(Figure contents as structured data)
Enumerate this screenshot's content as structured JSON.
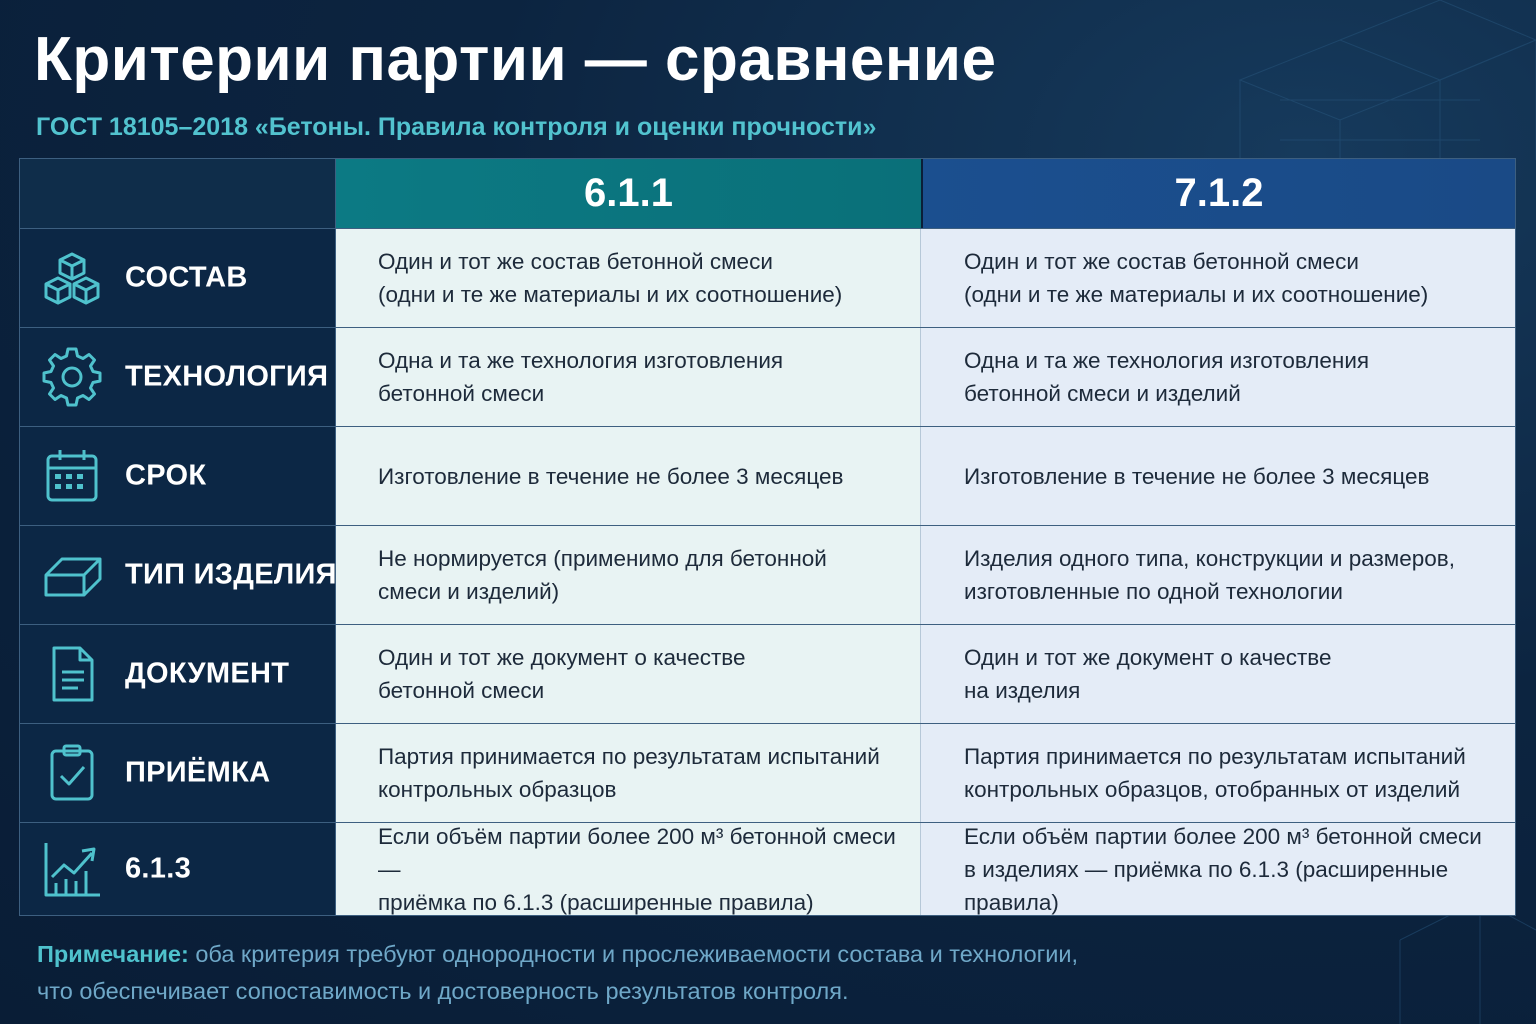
{
  "header": {
    "title": "Критерии партии — сравнение",
    "subtitle": "ГОСТ 18105–2018 «Бетоны. Правила контроля и оценки прочности»"
  },
  "table": {
    "columns": [
      "6.1.1",
      "7.1.2"
    ],
    "rows": [
      {
        "icon": "cubes-icon",
        "label": "СОСТАВ",
        "a": "Один и тот же состав бетонной смеси\n(одни и те же материалы и их соотношение)",
        "b": "Один и тот же состав бетонной смеси\n(одни и те же материалы и их соотношение)"
      },
      {
        "icon": "gear-icon",
        "label": "ТЕХНОЛОГИЯ",
        "a": "Одна и та же технология изготовления\nбетонной смеси",
        "b": "Одна и та же технология изготовления\nбетонной смеси и изделий"
      },
      {
        "icon": "calendar-icon",
        "label": "СРОК",
        "a": "Изготовление в течение не более 3 месяцев",
        "b": "Изготовление в течение не более 3 месяцев"
      },
      {
        "icon": "block-icon",
        "label": "ТИП ИЗДЕЛИЯ",
        "a": "Не нормируется (применимо для бетонной\nсмеси и изделий)",
        "b": "Изделия одного типа, конструкции и размеров,\nизготовленные по одной технологии"
      },
      {
        "icon": "document-icon",
        "label": "ДОКУМЕНТ",
        "a": "Один и тот же документ о качестве\nбетонной смеси",
        "b": "Один и тот же документ о качестве\nна изделия"
      },
      {
        "icon": "clipboard-check-icon",
        "label": "ПРИЁМКА",
        "a": "Партия принимается по результатам испытаний\nконтрольных образцов",
        "b": "Партия принимается по результатам испытаний\nконтрольных образцов, отобранных от изделий"
      },
      {
        "icon": "chart-growth-icon",
        "label": "6.1.3",
        "a": "Если объём партии более 200 м³ бетонной смеси —\nприёмка по 6.1.3 (расширенные правила)",
        "b": "Если объём партии более 200 м³ бетонной смеси\nв изделиях — приёмка по 6.1.3 (расширенные правила)"
      }
    ]
  },
  "note": {
    "label": "Примечание:",
    "text": " оба критерия требуют однородности и прослеживаемости состава и технологии,\nчто обеспечивает сопоставимость и достоверность результатов контроля."
  },
  "colors": {
    "background": "#0c2440",
    "accent_teal": "#0c7a84",
    "accent_blue": "#1b4f8f",
    "icon": "#4fc2cd"
  }
}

**What the task asks:**
Of the lines in the listing above, how many hold the string "nбетонной"? Reply with the number only.

**Full output:**
3